Extracted data entries:
** BEGIN **

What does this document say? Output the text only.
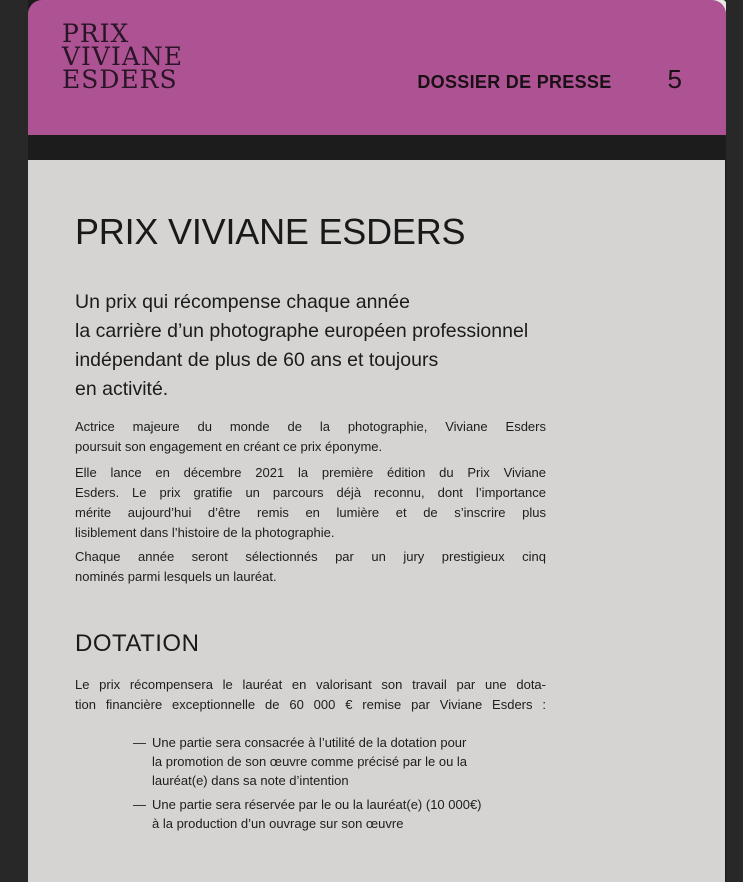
PRIX
VIVIANE
ESDERS	DOSSIER DE PRESSE 5
PRIX VIVIANE ESDERS
Un prix qui récompense chaque année
la carrière d’un photographe européen professionnel
indépendant de plus de 60 ans et toujours
en activité.
Actrice majeure du monde de la photographie, Viviane Esders
poursuit son engagement en créant ce prix éponyme.
Elle lance en décembre 2021 la première édition du Prix Viviane
Esders. Le prix gratifie un parcours déjà reconnu, dont l’importance
mérite aujourd’hui d’être remis en lumière et de s’inscrire plus
lisiblement dans l’histoire de la photographie.
Chaque année seront sélectionnés par un jury prestigieux cinq
nominés parmi lesquels un lauréat.
DOTATION
Le prix récompensera le lauréat en valorisant son travail par une dota-
tion financière exceptionnelle de 60 000 € remise par Viviane Esders :
— Une partie sera consacrée à l’utilité de la dotation pour
la promotion de son œuvre comme précisé par le ou la
lauréat(e) dans sa note d’intention
— Une partie sera réservée par le ou la lauréat(e) (10 000€)
à la production d’un ouvrage sur son œuvre
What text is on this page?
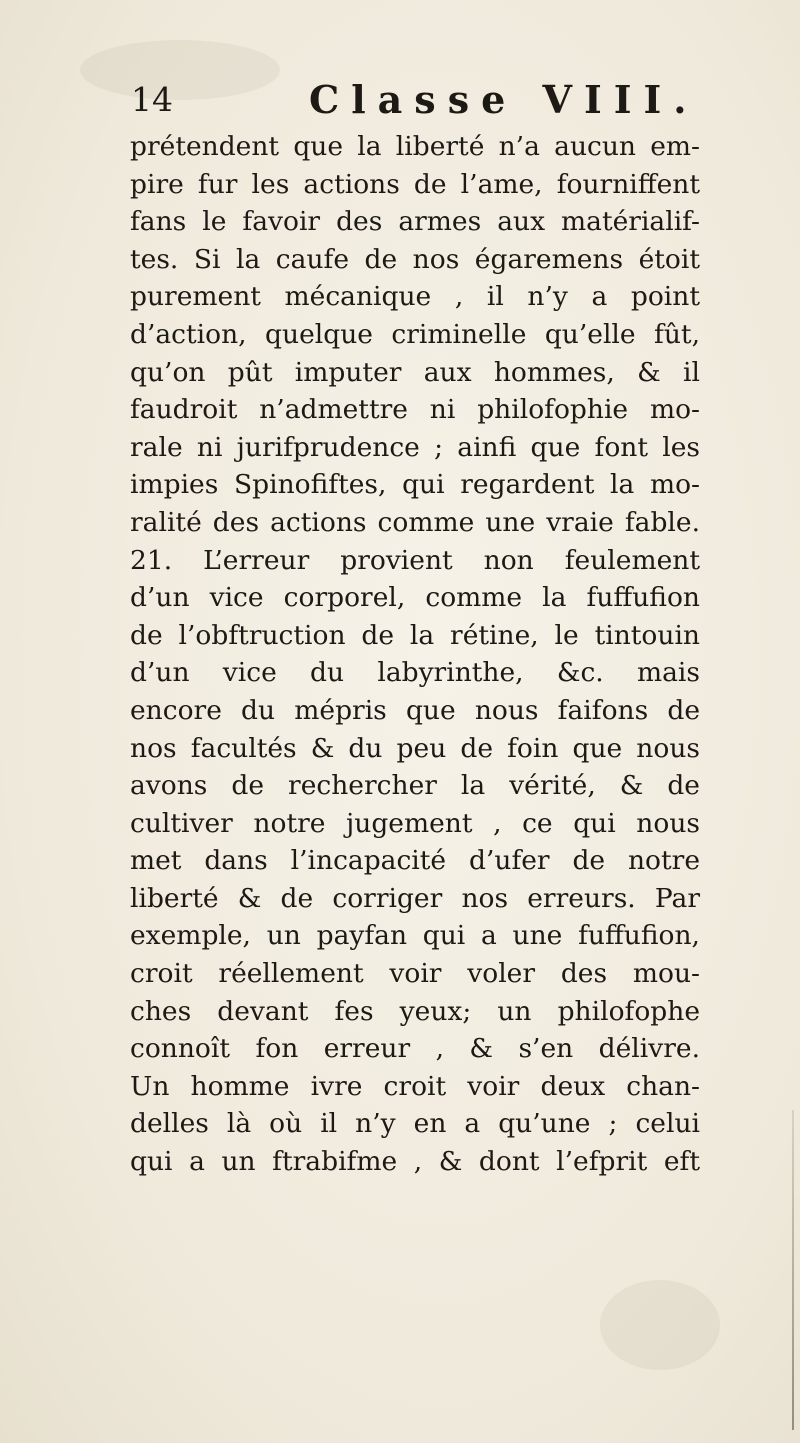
14	Classe VIII.
prétendent que la liberté n’a aucun em-
pire fur les actions de l’ame, fourniffent
fans le favoir des armes aux matérialif-
tes. Si la caufe de nos égaremens étoit
purement mécanique , il n’y a point
d’action, quelque criminelle qu’elle fût,
qu’on pût imputer aux hommes, & il
faudroit n’admettre ni philofophie mo-
rale ni jurifprudence ; ainfi que font les
impies Spinofiftes, qui regardent la mo-
ralité des actions comme une vraie fable.
21. L’erreur provient non feulement
d’un vice corporel, comme la fuffufion
de l’obftruction de la rétine, le tintouin
d’un vice du labyrinthe, &c. mais
encore du mépris que nous faifons de
nos facultés & du peu de foin que nous
avons de rechercher la vérité, & de
cultiver notre jugement , ce qui nous
met dans l’incapacité d’ufer de notre
liberté & de corriger nos erreurs. Par
exemple, un payfan qui a une fuffufion,
croit réellement voir voler des mou-
ches devant fes yeux; un philofophe
connoît fon erreur , & s’en délivre.
Un homme ivre croit voir deux chan-
delles là où il n’y en a qu’une ; celui
qui a un ftrabifme , & dont l’efprit eft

** END **

> _Short problem_:
Copy out every line of the listing that contains the string "fuffufion".

> _Result of the exercise_:
d’un vice corporel, comme la fuffufion
exemple, un payfan qui a une fuffufion,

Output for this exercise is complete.